_Information supplied_

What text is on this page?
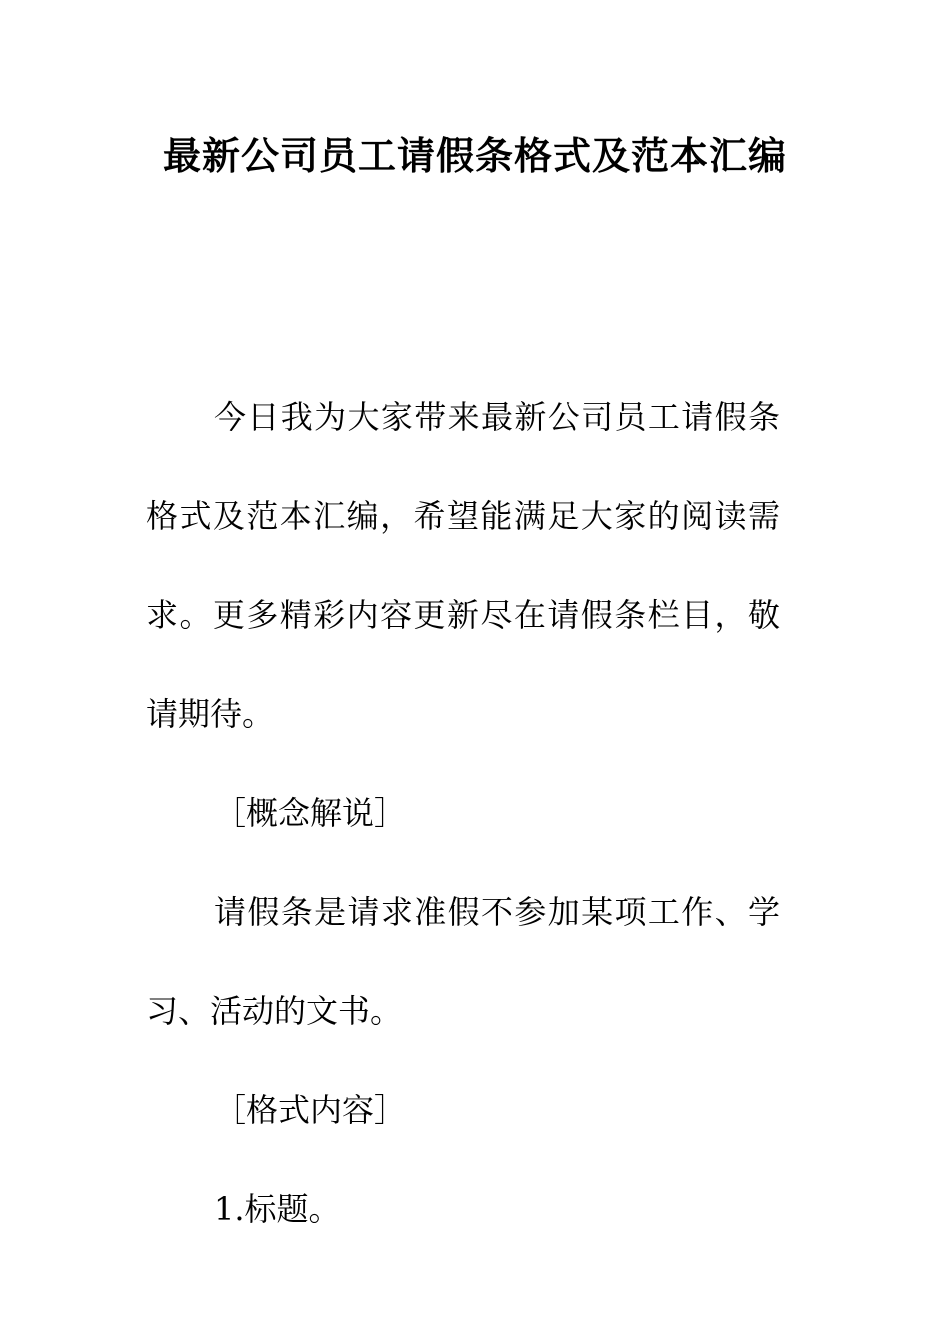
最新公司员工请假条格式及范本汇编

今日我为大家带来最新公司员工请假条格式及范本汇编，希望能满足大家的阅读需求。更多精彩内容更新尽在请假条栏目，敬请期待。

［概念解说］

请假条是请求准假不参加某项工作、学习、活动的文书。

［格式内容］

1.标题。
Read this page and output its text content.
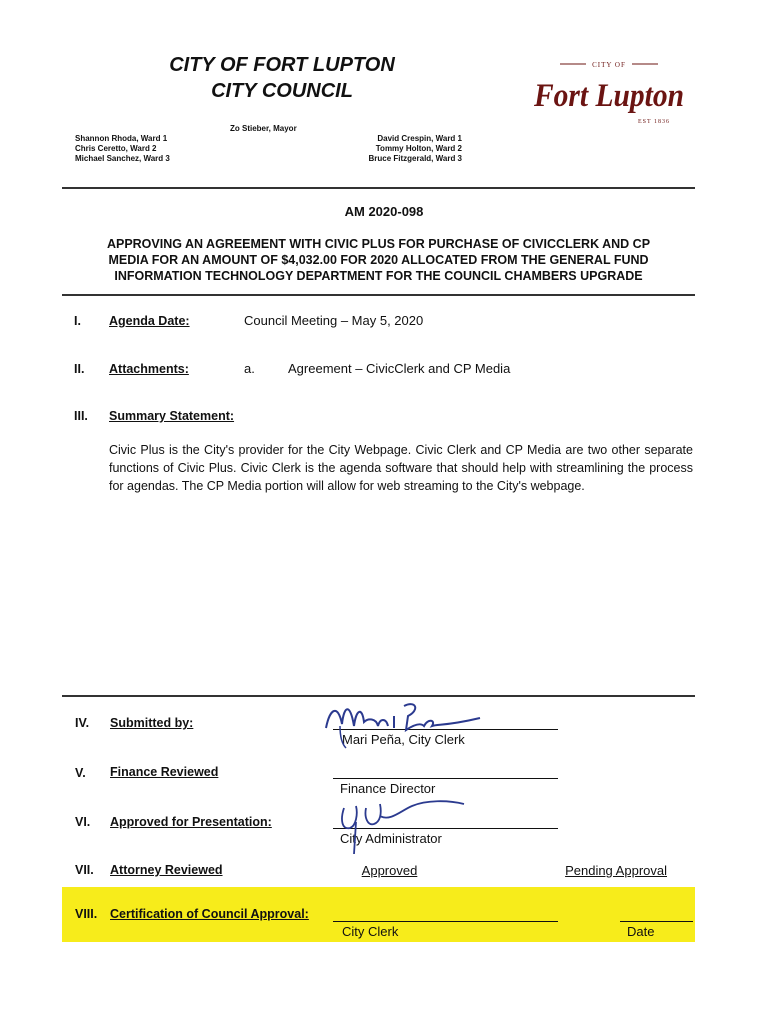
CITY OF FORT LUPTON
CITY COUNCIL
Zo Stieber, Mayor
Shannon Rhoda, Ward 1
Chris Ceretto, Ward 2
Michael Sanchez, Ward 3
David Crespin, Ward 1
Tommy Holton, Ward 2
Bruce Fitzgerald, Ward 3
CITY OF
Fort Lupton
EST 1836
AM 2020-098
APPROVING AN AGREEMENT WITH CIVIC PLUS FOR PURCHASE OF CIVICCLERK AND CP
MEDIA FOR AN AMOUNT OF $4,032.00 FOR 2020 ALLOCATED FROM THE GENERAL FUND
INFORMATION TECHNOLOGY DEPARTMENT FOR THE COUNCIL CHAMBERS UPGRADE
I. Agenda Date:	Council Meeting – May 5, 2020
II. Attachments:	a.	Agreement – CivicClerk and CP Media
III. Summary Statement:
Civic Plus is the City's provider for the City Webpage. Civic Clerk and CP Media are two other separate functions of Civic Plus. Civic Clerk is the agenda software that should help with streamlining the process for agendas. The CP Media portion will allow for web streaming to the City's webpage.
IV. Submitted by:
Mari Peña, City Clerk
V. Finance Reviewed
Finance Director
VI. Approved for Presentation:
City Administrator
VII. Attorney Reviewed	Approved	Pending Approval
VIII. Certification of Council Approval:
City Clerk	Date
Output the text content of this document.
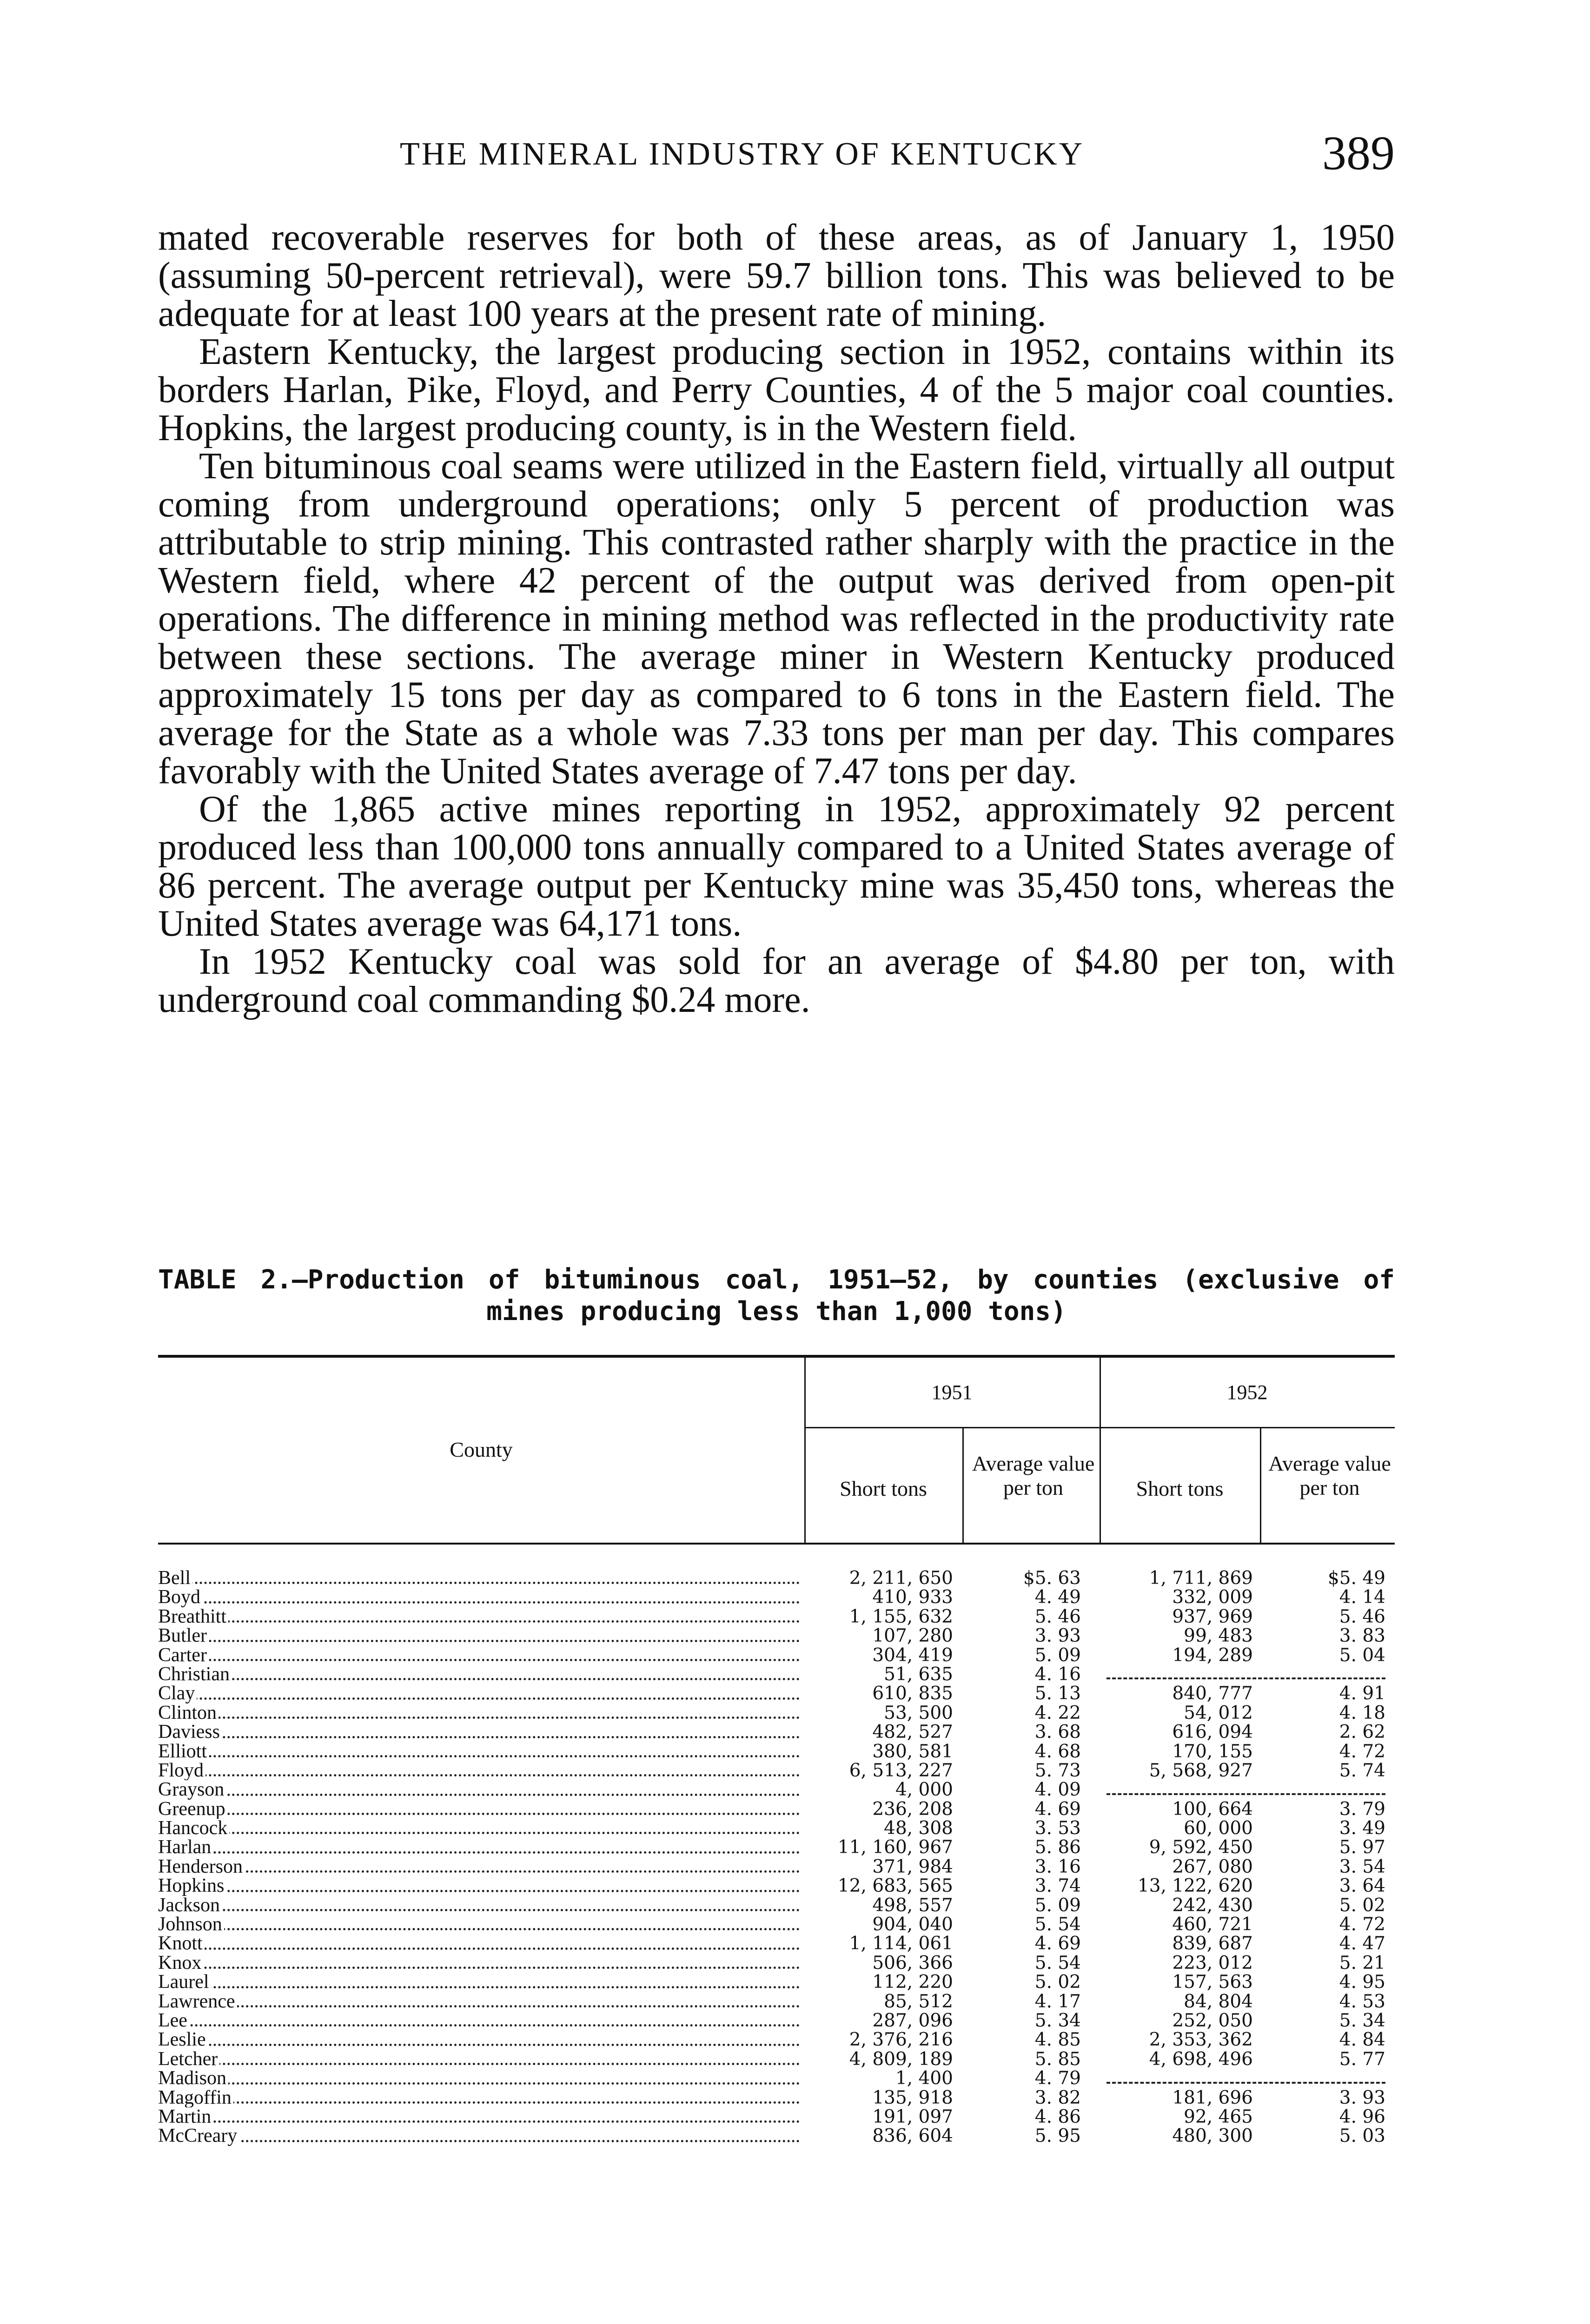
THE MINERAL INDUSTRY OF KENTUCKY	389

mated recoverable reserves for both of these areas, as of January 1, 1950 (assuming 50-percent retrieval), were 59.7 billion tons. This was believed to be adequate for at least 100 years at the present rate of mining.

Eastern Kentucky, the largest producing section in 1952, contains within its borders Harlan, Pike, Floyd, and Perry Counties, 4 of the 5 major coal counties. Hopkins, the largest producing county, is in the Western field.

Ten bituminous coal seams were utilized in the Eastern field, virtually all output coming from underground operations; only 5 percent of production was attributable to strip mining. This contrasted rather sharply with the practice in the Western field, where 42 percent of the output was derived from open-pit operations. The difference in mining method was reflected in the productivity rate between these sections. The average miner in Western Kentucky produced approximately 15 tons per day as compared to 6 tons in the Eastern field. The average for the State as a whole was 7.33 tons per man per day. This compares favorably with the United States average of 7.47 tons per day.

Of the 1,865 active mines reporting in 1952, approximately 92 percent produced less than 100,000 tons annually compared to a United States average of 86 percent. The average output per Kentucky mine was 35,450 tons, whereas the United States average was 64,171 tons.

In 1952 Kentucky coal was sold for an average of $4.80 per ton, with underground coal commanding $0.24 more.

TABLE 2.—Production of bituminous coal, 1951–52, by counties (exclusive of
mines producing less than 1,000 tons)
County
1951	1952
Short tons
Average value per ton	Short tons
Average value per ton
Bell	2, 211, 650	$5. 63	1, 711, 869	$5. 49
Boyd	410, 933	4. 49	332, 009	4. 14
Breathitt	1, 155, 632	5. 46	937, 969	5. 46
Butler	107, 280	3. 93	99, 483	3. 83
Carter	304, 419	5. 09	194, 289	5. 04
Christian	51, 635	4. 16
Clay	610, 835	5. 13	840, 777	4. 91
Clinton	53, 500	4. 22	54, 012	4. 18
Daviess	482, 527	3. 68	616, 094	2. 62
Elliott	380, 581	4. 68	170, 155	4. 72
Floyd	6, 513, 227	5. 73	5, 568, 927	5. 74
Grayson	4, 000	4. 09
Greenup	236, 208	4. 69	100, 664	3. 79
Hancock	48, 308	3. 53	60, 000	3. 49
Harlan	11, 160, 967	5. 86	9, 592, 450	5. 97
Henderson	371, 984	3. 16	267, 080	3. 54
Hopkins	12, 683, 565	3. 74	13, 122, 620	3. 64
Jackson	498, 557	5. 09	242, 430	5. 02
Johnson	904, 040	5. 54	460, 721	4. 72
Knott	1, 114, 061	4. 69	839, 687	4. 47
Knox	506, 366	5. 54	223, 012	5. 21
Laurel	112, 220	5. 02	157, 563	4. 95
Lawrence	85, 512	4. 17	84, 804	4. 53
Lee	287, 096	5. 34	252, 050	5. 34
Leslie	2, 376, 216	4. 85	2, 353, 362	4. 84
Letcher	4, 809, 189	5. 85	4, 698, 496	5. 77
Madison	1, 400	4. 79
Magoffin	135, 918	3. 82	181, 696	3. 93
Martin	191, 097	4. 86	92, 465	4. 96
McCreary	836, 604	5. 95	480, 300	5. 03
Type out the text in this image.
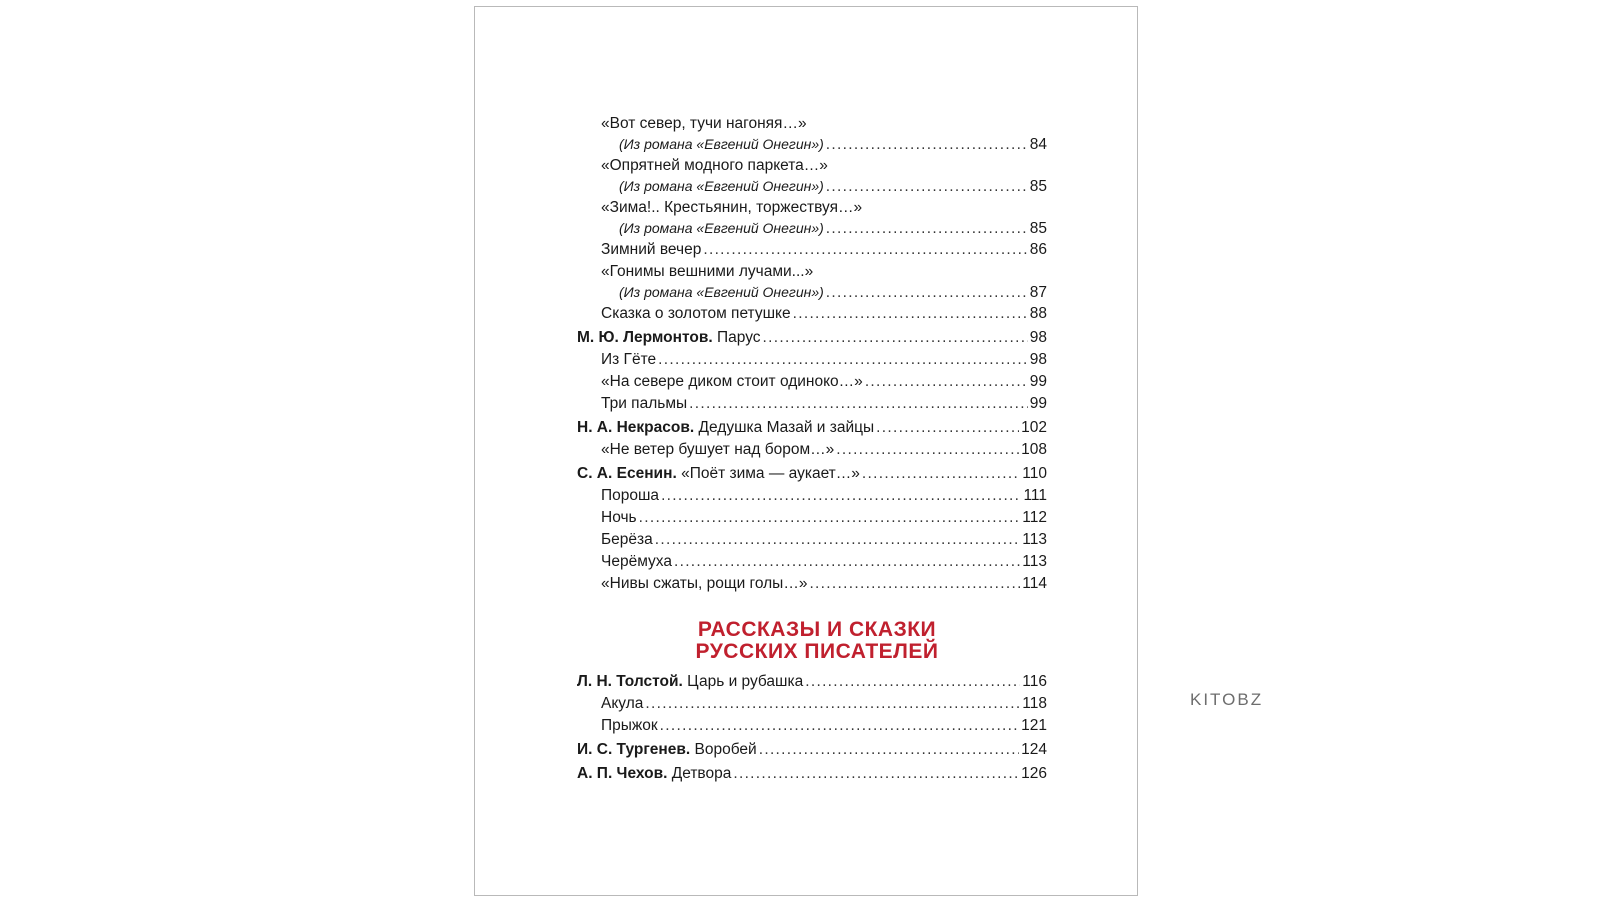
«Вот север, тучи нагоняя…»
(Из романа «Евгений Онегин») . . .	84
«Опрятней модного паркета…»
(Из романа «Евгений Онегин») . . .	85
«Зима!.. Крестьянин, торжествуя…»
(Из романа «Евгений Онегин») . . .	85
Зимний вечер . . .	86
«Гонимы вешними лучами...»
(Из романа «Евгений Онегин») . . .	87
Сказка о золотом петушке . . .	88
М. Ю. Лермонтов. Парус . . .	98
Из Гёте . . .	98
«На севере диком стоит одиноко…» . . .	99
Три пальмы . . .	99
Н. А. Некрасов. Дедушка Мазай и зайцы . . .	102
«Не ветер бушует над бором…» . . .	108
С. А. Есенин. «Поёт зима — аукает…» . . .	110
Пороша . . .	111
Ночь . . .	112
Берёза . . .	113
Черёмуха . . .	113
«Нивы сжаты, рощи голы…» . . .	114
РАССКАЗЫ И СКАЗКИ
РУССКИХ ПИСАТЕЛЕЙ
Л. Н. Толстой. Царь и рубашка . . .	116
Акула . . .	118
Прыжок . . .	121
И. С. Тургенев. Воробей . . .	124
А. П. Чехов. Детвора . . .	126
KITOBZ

_Written instruction_
Beginning with the line that holds "Type out the text in this image.", output each line to the end of the material above, exactly, omitting the pictures.

_Answer to the problem_
Type out the text in this image.
«Вот север, тучи нагоняя…»
(Из романа «Евгений Онегин») . . .	84
«Опрятней модного паркета…»
(Из романа «Евгений Онегин») . . .	85
«Зима!.. Крестьянин, торжествуя…»
(Из романа «Евгений Онегин») . . .	85
Зимний вечер . . .	86
«Гонимы вешними лучами...»
(Из романа «Евгений Онегин») . . .	87
Сказка о золотом петушке . . .	88
М. Ю. Лермонтов. Парус . . .	98
Из Гёте . . .	98
«На севере диком стоит одиноко…» . . .	99
Три пальмы . . .	99
Н. А. Некрасов. Дедушка Мазай и зайцы . . .	102
«Не ветер бушует над бором…» . . .	108
С. А. Есенин. «Поёт зима — аукает…» . . .	110
Пороша . . .	111
Ночь . . .	112
Берёза . . .	113
Черёмуха . . .	113
«Нивы сжаты, рощи голы…» . . .	114
РАССКАЗЫ И СКАЗКИ
РУССКИХ ПИСАТЕЛЕЙ
Л. Н. Толстой. Царь и рубашка . . .	116
Акула . . .	118
Прыжок . . .	121
И. С. Тургенев. Воробей . . .	124
А. П. Чехов. Детвора . . .	126
KITOBZ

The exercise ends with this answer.